_Written instruction_
Don't copy the pictures; return every other part of the records exactly.
** start Material supplied **
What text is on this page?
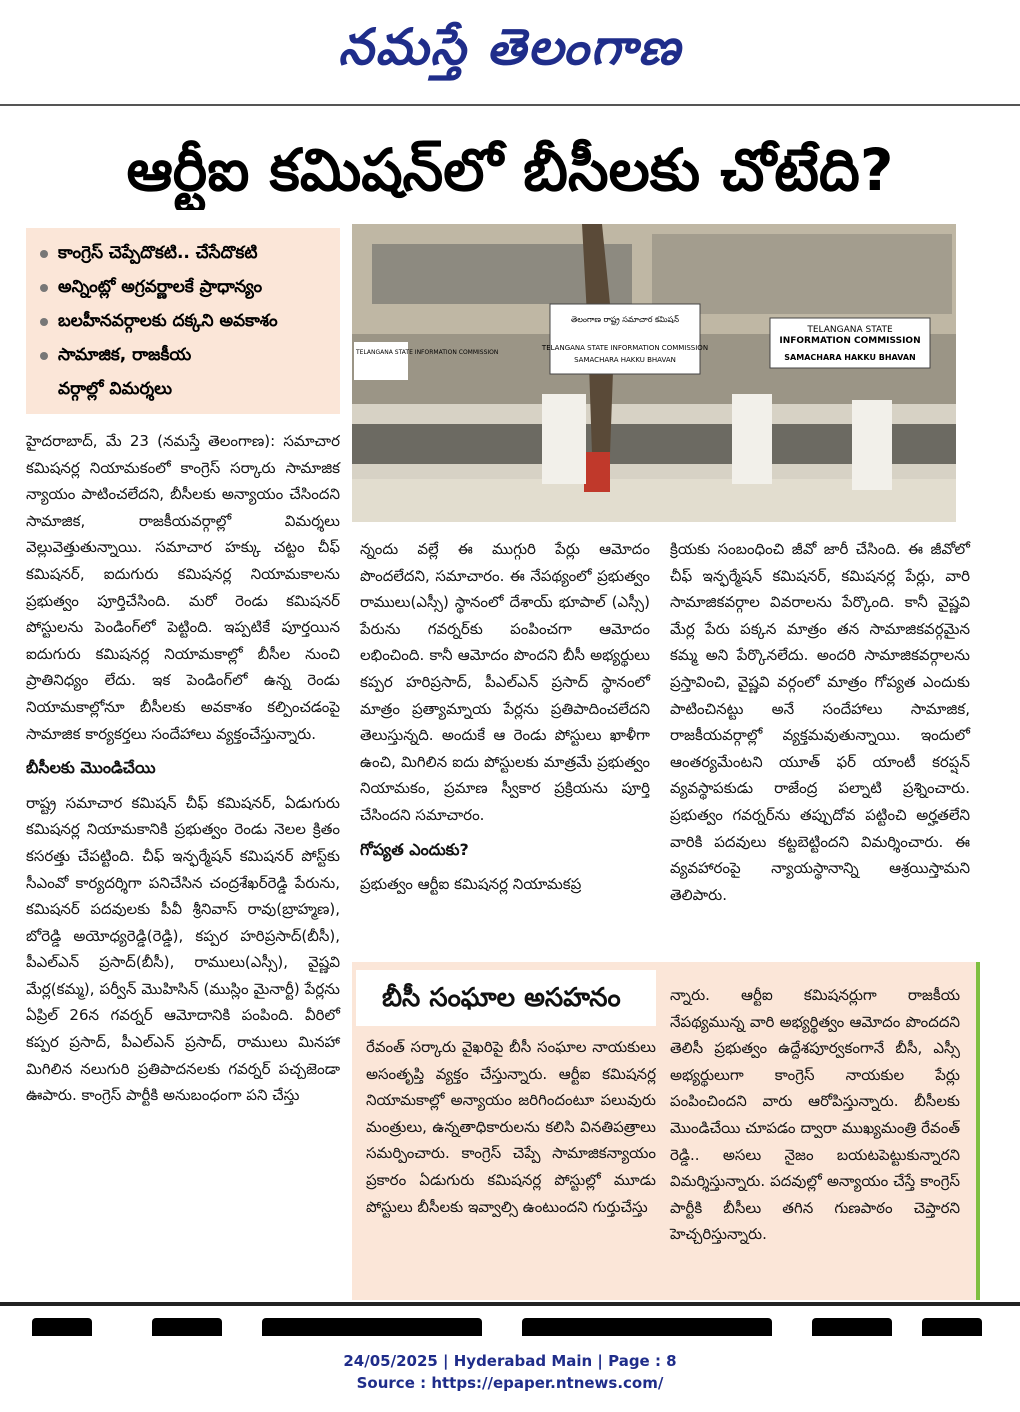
నమస్తే తెలంగాణ
ఆర్టీఐ కమిషన్‌లో బీసీలకు చోటేది?
కాంగ్రెస్ చెప్పేదొకటి.. చేసేదొకటి
అన్నింట్లో అగ్రవర్ణాలకే ప్రాధాన్యం
బలహీనవర్గాలకు దక్కని అవకాశం
సామాజిక, రాజకీయ
వర్గాల్లో విమర్శలు
తెలంగాణ రాష్ట్ర సమాచార కమిషన్
TELANGANA STATE INFORMATION COMMISSION
SAMACHARA HAKKU BHAVAN
TELANGANA STATE
INFORMATION COMMISSION
SAMACHARA HAKKU BHAVAN
TELANGANA STATE INFORMATION COMMISSION

హైదరాబాద్, మే 23 (నమస్తే తెలంగాణ): సమాచార కమిషనర్ల నియామకంలో కాంగ్రెస్ సర్కారు సామాజిక న్యాయం పాటించలేదని, బీసీలకు అన్యాయం చేసిందని సామాజిక, రాజకీయవర్గాల్లో విమర్శలు వెల్లువెత్తుతున్నాయి. సమాచార హక్కు చట్టం చీఫ్ కమిషనర్, ఐదుగురు కమిషనర్ల నియామకాలను ప్రభుత్వం పూర్తిచేసింది. మరో రెండు కమిషనర్ పోస్టులను పెండింగ్‌లో పెట్టింది. ఇప్పటికే పూర్తయిన ఐదుగురు కమిషనర్ల నియామకాల్లో బీసీల నుంచి ప్రాతినిధ్యం లేదు. ఇక పెండింగ్‌లో ఉన్న రెండు నియామకాల్లోనూ బీసీలకు అవకాశం కల్పించడంపై సామాజిక కార్యకర్తలు సందేహాలు వ్యక్తంచేస్తున్నారు.

బీసీలకు మొండిచేయి

రాష్ట్ర సమాచార కమిషన్ చీఫ్ కమిషనర్, ఏడుగురు కమిషనర్ల నియామకానికి ప్రభుత్వం రెండు నెలల క్రితం కసరత్తు చేపట్టింది. చీఫ్ ఇన్ఫర్మేషన్ కమిషనర్ పోస్ట్‌కు సీఎంవో కార్యదర్శిగా పనిచేసిన చంద్రశేఖర్‌రెడ్డి పేరును, కమిషనర్ పదవులకు పీవీ శ్రీనివాస్ రావు(బ్రాహ్మణ), బోరెడ్డి అయోధ్యరెడ్డి(రెడ్డి), కప్పర హరిప్రసాద్(బీసీ), పీఎల్ఎన్ ప్రసాద్(బీసీ), రాములు(ఎస్సీ), వైష్ణవి మేర్ల(కమ్మ), పర్వీన్ మొహిసిన్ (ముస్లిం మైనార్టీ) పేర్లను ఏప్రిల్ 26న గవర్నర్ ఆమోదానికి పంపింది. వీరిలో కప్పర ప్రసాద్, పీఎల్ఎన్ ప్రసాద్, రాములు మినహా మిగిలిన నలుగురి ప్రతిపాదనలకు గవర్నర్ పచ్చజెండా ఊపారు. కాంగ్రెస్ పార్టీకి అనుబంధంగా పని చేస్తు

న్నందు వల్లే ఈ ముగ్గురి పేర్లు ఆమోదం పొందలేదని, సమాచారం. ఈ నేపథ్యంలో ప్రభుత్వం రాములు(ఎస్సీ) స్థానంలో దేశాయ్ భూపాల్ (ఎస్సీ) పేరును గవర్నర్‌కు పంపించగా ఆమోదం లభించింది. కానీ ఆమోదం పొందని బీసీ అభ్యర్థులు కప్పర హరిప్రసాద్, పీఎల్ఎన్ ప్రసాద్ స్థానంలో మాత్రం ప్రత్యామ్నాయ పేర్లను ప్రతిపాదించలేదని తెలుస్తున్నది. అందుకే ఆ రెండు పోస్టులు ఖాళీగా ఉంచి, మిగిలిన ఐదు పోస్టులకు మాత్రమే ప్రభుత్వం నియామకం, ప్రమాణ స్వీకార ప్రక్రియను పూర్తి చేసిందని సమాచారం.

గోప్యత ఎందుకు?

ప్రభుత్వం ఆర్టీఐ కమిషనర్ల నియామకప్ర

క్రియకు సంబంధించి జీవో జారీ చేసింది. ఈ జీవోలో చీఫ్ ఇన్ఫర్మేషన్ కమిషనర్, కమిషనర్ల పేర్లు, వారి సామాజికవర్గాల వివరాలను పేర్కొంది. కానీ వైష్ణవి మేర్ల పేరు పక్కన మాత్రం తన సామాజికవర్గమైన కమ్మ అని పేర్కొనలేదు. అందరి సామాజికవర్గాలను ప్రస్తావించి, వైష్ణవి వర్గంలో మాత్రం గోప్యత ఎందుకు పాటించినట్టు అనే సందేహాలు సామాజిక, రాజకీయవర్గాల్లో వ్యక్తమవుతున్నాయి. ఇందులో ఆంతర్యమేంటని యూత్ ఫర్ యాంటీ కరప్షన్ వ్యవస్థాపకుడు రాజేంద్ర పల్నాటి ప్రశ్నించారు. ప్రభుత్వం గవర్నర్‌ను తప్పుదోవ పట్టించి అర్హతలేని వారికి పదవులు కట్టబెట్టిందని విమర్శించారు. ఈ వ్యవహారంపై న్యాయస్థానాన్ని ఆశ్రయిస్తామని తెలిపారు.

రేవంత్ సర్కారు వైఖరిపై బీసీ సంఘాల నాయకులు అసంతృప్తి వ్యక్తం చేస్తున్నారు. ఆర్టీఐ కమిషనర్ల నియామకాల్లో అన్యాయం జరిగిందంటూ పలువురు మంత్రులు, ఉన్నతాధికారులను కలిసి వినతిపత్రాలు సమర్పించారు. కాంగ్రెస్ చెప్పే సామాజికన్యాయం ప్రకారం ఏడుగురు కమిషనర్ల పోస్టుల్లో మూడు పోస్టులు బీసీలకు ఇవ్వాల్సి ఉంటుందని గుర్తుచేస్తు
న్నారు. ఆర్టీఐ కమిషనర్లుగా రాజకీయ నేపథ్యమున్న వారి అభ్యర్థిత్వం ఆమోదం పొందదని తెలిసీ ప్రభుత్వం ఉద్దేశపూర్వకంగానే బీసీ, ఎస్సీ అభ్యర్థులుగా కాంగ్రెస్ నాయకుల పేర్లు పంపించిందని వారు ఆరోపిస్తున్నారు. బీసీలకు మొండిచేయి చూపడం ద్వారా ముఖ్యమంత్రి రేవంత్ రెడ్డి.. అసలు నైజం బయటపెట్టుకున్నారని విమర్శిస్తున్నారు. పదవుల్లో అన్యాయం చేస్తే కాంగ్రెస్ పార్టీకి బీసీలు తగిన గుణపాఠం చెప్తారని హెచ్చరిస్తున్నారు.
బీసీ సంఘాల అసహనం
24/05/2025 | Hyderabad Main | Page : 8
Source : https://epaper.ntnews.com/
** end Material supplied **
_Task solution_
What text is on this page?
నమస్తే తెలంగాణ
ఆర్టీఐ కమిషన్‌లో బీసీలకు చోటేది?
కాంగ్రెస్ చెప్పేదొకటి.. చేసేదొకటి
అన్నింట్లో అగ్రవర్ణాలకే ప్రాధాన్యం
బలహీనవర్గాలకు దక్కని అవకాశం
సామాజిక, రాజకీయ
వర్గాల్లో విమర్శలు
తెలంగాణ రాష్ట్ర సమాచార కమిషన్
TELANGANA STATE INFORMATION COMMISSION
SAMACHARA HAKKU BHAVAN
TELANGANA STATE
INFORMATION COMMISSION
SAMACHARA HAKKU BHAVAN
TELANGANA STATE INFORMATION COMMISSION

హైదరాబాద్, మే 23 (నమస్తే తెలంగాణ): సమాచార కమిషనర్ల నియామకంలో కాంగ్రెస్ సర్కారు సామాజిక న్యాయం పాటించలేదని, బీసీలకు అన్యాయం చేసిందని సామాజిక, రాజకీయవర్గాల్లో విమర్శలు వెల్లువెత్తుతున్నాయి. సమాచార హక్కు చట్టం చీఫ్ కమిషనర్, ఐదుగురు కమిషనర్ల నియామకాలను ప్రభుత్వం పూర్తిచేసింది. మరో రెండు కమిషనర్ పోస్టులను పెండింగ్‌లో పెట్టింది. ఇప్పటికే పూర్తయిన ఐదుగురు కమిషనర్ల నియామకాల్లో బీసీల నుంచి ప్రాతినిధ్యం లేదు. ఇక పెండింగ్‌లో ఉన్న రెండు నియామకాల్లోనూ బీసీలకు అవకాశం కల్పించడంపై సామాజిక కార్యకర్తలు సందేహాలు వ్యక్తంచేస్తున్నారు.

బీసీలకు మొండిచేయి

రాష్ట్ర సమాచార కమిషన్ చీఫ్ కమిషనర్, ఏడుగురు కమిషనర్ల నియామకానికి ప్రభుత్వం రెండు నెలల క్రితం కసరత్తు చేపట్టింది. చీఫ్ ఇన్ఫర్మేషన్ కమిషనర్ పోస్ట్‌కు సీఎంవో కార్యదర్శిగా పనిచేసిన చంద్రశేఖర్‌రెడ్డి పేరును, కమిషనర్ పదవులకు పీవీ శ్రీనివాస్ రావు(బ్రాహ్మణ), బోరెడ్డి అయోధ్యరెడ్డి(రెడ్డి), కప్పర హరిప్రసాద్(బీసీ), పీఎల్ఎన్ ప్రసాద్(బీసీ), రాములు(ఎస్సీ), వైష్ణవి మేర్ల(కమ్మ), పర్వీన్ మొహిసిన్ (ముస్లిం మైనార్టీ) పేర్లను ఏప్రిల్ 26న గవర్నర్ ఆమోదానికి పంపింది. వీరిలో కప్పర ప్రసాద్, పీఎల్ఎన్ ప్రసాద్, రాములు మినహా మిగిలిన నలుగురి ప్రతిపాదనలకు గవర్నర్ పచ్చజెండా ఊపారు. కాంగ్రెస్ పార్టీకి అనుబంధంగా పని చేస్తు

న్నందు వల్లే ఈ ముగ్గురి పేర్లు ఆమోదం పొందలేదని, సమాచారం. ఈ నేపథ్యంలో ప్రభుత్వం రాములు(ఎస్సీ) స్థానంలో దేశాయ్ భూపాల్ (ఎస్సీ) పేరును గవర్నర్‌కు పంపించగా ఆమోదం లభించింది. కానీ ఆమోదం పొందని బీసీ అభ్యర్థులు కప్పర హరిప్రసాద్, పీఎల్ఎన్ ప్రసాద్ స్థానంలో మాత్రం ప్రత్యామ్నాయ పేర్లను ప్రతిపాదించలేదని తెలుస్తున్నది. అందుకే ఆ రెండు పోస్టులు ఖాళీగా ఉంచి, మిగిలిన ఐదు పోస్టులకు మాత్రమే ప్రభుత్వం నియామకం, ప్రమాణ స్వీకార ప్రక్రియను పూర్తి చేసిందని సమాచారం.

గోప్యత ఎందుకు?

ప్రభుత్వం ఆర్టీఐ కమిషనర్ల నియామకప్ర

క్రియకు సంబంధించి జీవో జారీ చేసింది. ఈ జీవోలో చీఫ్ ఇన్ఫర్మేషన్ కమిషనర్, కమిషనర్ల పేర్లు, వారి సామాజికవర్గాల వివరాలను పేర్కొంది. కానీ వైష్ణవి మేర్ల పేరు పక్కన మాత్రం తన సామాజికవర్గమైన కమ్మ అని పేర్కొనలేదు. అందరి సామాజికవర్గాలను ప్రస్తావించి, వైష్ణవి వర్గంలో మాత్రం గోప్యత ఎందుకు పాటించినట్టు అనే సందేహాలు సామాజిక, రాజకీయవర్గాల్లో వ్యక్తమవుతున్నాయి. ఇందులో ఆంతర్యమేంటని యూత్ ఫర్ యాంటీ కరప్షన్ వ్యవస్థాపకుడు రాజేంద్ర పల్నాటి ప్రశ్నించారు. ప్రభుత్వం గవర్నర్‌ను తప్పుదోవ పట్టించి అర్హతలేని వారికి పదవులు కట్టబెట్టిందని విమర్శించారు. ఈ వ్యవహారంపై న్యాయస్థానాన్ని ఆశ్రయిస్తామని తెలిపారు.

రేవంత్ సర్కారు వైఖరిపై బీసీ సంఘాల నాయకులు అసంతృప్తి వ్యక్తం చేస్తున్నారు. ఆర్టీఐ కమిషనర్ల నియామకాల్లో అన్యాయం జరిగిందంటూ పలువురు మంత్రులు, ఉన్నతాధికారులను కలిసి వినతిపత్రాలు సమర్పించారు. కాంగ్రెస్ చెప్పే సామాజికన్యాయం ప్రకారం ఏడుగురు కమిషనర్ల పోస్టుల్లో మూడు పోస్టులు బీసీలకు ఇవ్వాల్సి ఉంటుందని గుర్తుచేస్తు
న్నారు. ఆర్టీఐ కమిషనర్లుగా రాజకీయ నేపథ్యమున్న వారి అభ్యర్థిత్వం ఆమోదం పొందదని తెలిసీ ప్రభుత్వం ఉద్దేశపూర్వకంగానే బీసీ, ఎస్సీ అభ్యర్థులుగా కాంగ్రెస్ నాయకుల పేర్లు పంపించిందని వారు ఆరోపిస్తున్నారు. బీసీలకు మొండిచేయి చూపడం ద్వారా ముఖ్యమంత్రి రేవంత్ రెడ్డి.. అసలు నైజం బయటపెట్టుకున్నారని విమర్శిస్తున్నారు. పదవుల్లో అన్యాయం చేస్తే కాంగ్రెస్ పార్టీకి బీసీలు తగిన గుణపాఠం చెప్తారని హెచ్చరిస్తున్నారు.
బీసీ సంఘాల అసహనం
24/05/2025 | Hyderabad Main | Page : 8
Source : https://epaper.ntnews.com/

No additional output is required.